Objective: Write out exactly the lines between the line containing "What data populates" and the end of the records, counting both ends, and leave out all pictures.

Supplied records:

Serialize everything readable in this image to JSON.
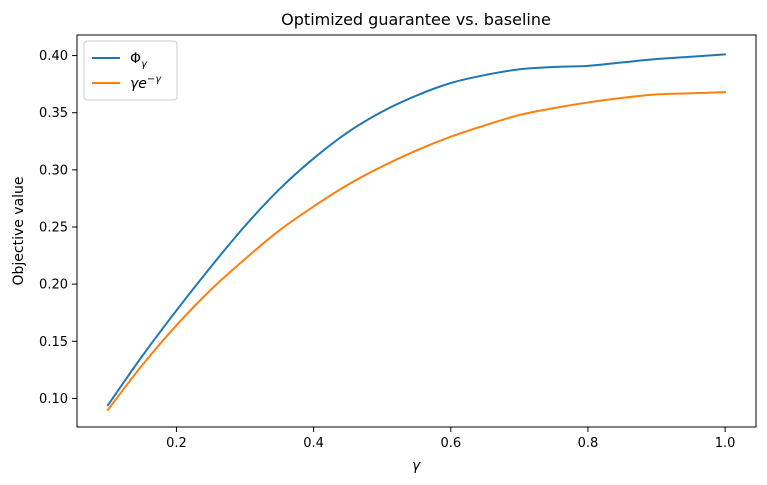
{
  "chart_data": {
    "type": "line",
    "title": "Optimized guarantee vs. baseline",
    "xlabel": "γ",
    "ylabel": "Objective value",
    "xlim": [
      0.055,
      1.045
    ],
    "ylim": [
      0.075,
      0.418
    ],
    "xticks": [
      0.2,
      0.4,
      0.6,
      0.8,
      1.0
    ],
    "xtick_labels": [
      "0.2",
      "0.4",
      "0.6",
      "0.8",
      "1.0"
    ],
    "yticks": [
      0.1,
      0.15,
      0.2,
      0.25,
      0.3,
      0.35,
      0.4
    ],
    "ytick_labels": [
      "0.10",
      "0.15",
      "0.20",
      "0.25",
      "0.30",
      "0.35",
      "0.40"
    ],
    "grid": false,
    "legend_position": "top-left",
    "series": [
      {
        "name": "Φγ",
        "name_main": "Φ",
        "name_sub": "γ",
        "color": "#1f77b4",
        "x": [
          0.1,
          0.15,
          0.2,
          0.25,
          0.3,
          0.35,
          0.4,
          0.45,
          0.5,
          0.55,
          0.6,
          0.65,
          0.7,
          0.75,
          0.8,
          0.85,
          0.9,
          0.95,
          1.0
        ],
        "y": [
          0.094,
          0.137,
          0.177,
          0.215,
          0.251,
          0.283,
          0.31,
          0.333,
          0.351,
          0.365,
          0.376,
          0.383,
          0.388,
          0.39,
          0.391,
          0.394,
          0.397,
          0.399,
          0.401
        ]
      },
      {
        "name": "γe^−γ",
        "name_main": "γe",
        "name_sup": "−γ",
        "color": "#ff7f0e",
        "x": [
          0.1,
          0.15,
          0.2,
          0.25,
          0.3,
          0.35,
          0.4,
          0.45,
          0.5,
          0.55,
          0.6,
          0.65,
          0.7,
          0.75,
          0.8,
          0.85,
          0.9,
          0.95,
          1.0
        ],
        "y": [
          0.09,
          0.129,
          0.164,
          0.195,
          0.222,
          0.247,
          0.268,
          0.287,
          0.303,
          0.317,
          0.329,
          0.339,
          0.348,
          0.354,
          0.359,
          0.363,
          0.366,
          0.367,
          0.368
        ]
      }
    ]
  }
}
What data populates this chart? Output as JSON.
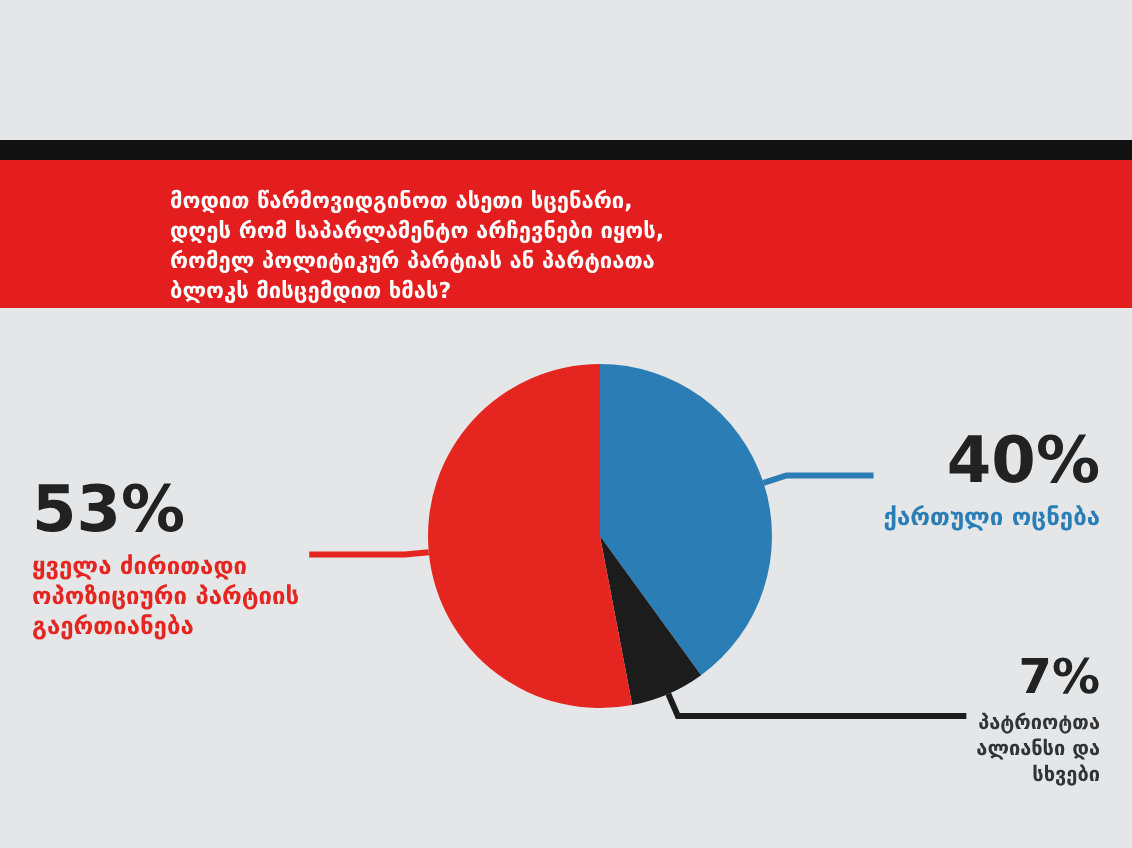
{
  "chart_data": {
    "type": "pie",
    "title": "მოდით წარმოვიდგინოთ ასეთი სცენარი, დღეს რომ საპარლამენტო არჩევნები იყოს, რომელ პოლიტიკურ პარტიას ან პარტიათა ბლოკს მისცემდით ხმას?",
    "categories": [
      "ქართული ოცნება",
      "პატრიოტთა ალიანსი და სხვები",
      "ყველა ძირითადი ოპოზიციური პარტიის გაერთიანება"
    ],
    "values": [
      40,
      7,
      53
    ],
    "value_labels": [
      "40%",
      "7%",
      "53%"
    ],
    "colors": [
      "#2b7db5",
      "#1c1c1c",
      "#e5251f"
    ],
    "legend": false
  }
}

Response to this task:
What data populates this chart? Output as JSON.
{
  "chart_data": {
    "type": "pie",
    "title": "მოდით წარმოვიდგინოთ ასეთი სცენარი, დღეს რომ საპარლამენტო არჩევნები იყოს, რომელ პოლიტიკურ პარტიას ან პარტიათა ბლოკს მისცემდით ხმას?",
    "categories": [
      "ქართული ოცნება",
      "პატრიოტთა ალიანსი და სხვები",
      "ყველა ძირითადი ოპოზიციური პარტიის გაერთიანება"
    ],
    "values": [
      40,
      7,
      53
    ],
    "value_labels": [
      "40%",
      "7%",
      "53%"
    ],
    "colors": [
      "#2b7db5",
      "#1c1c1c",
      "#e5251f"
    ],
    "legend": false
  }
}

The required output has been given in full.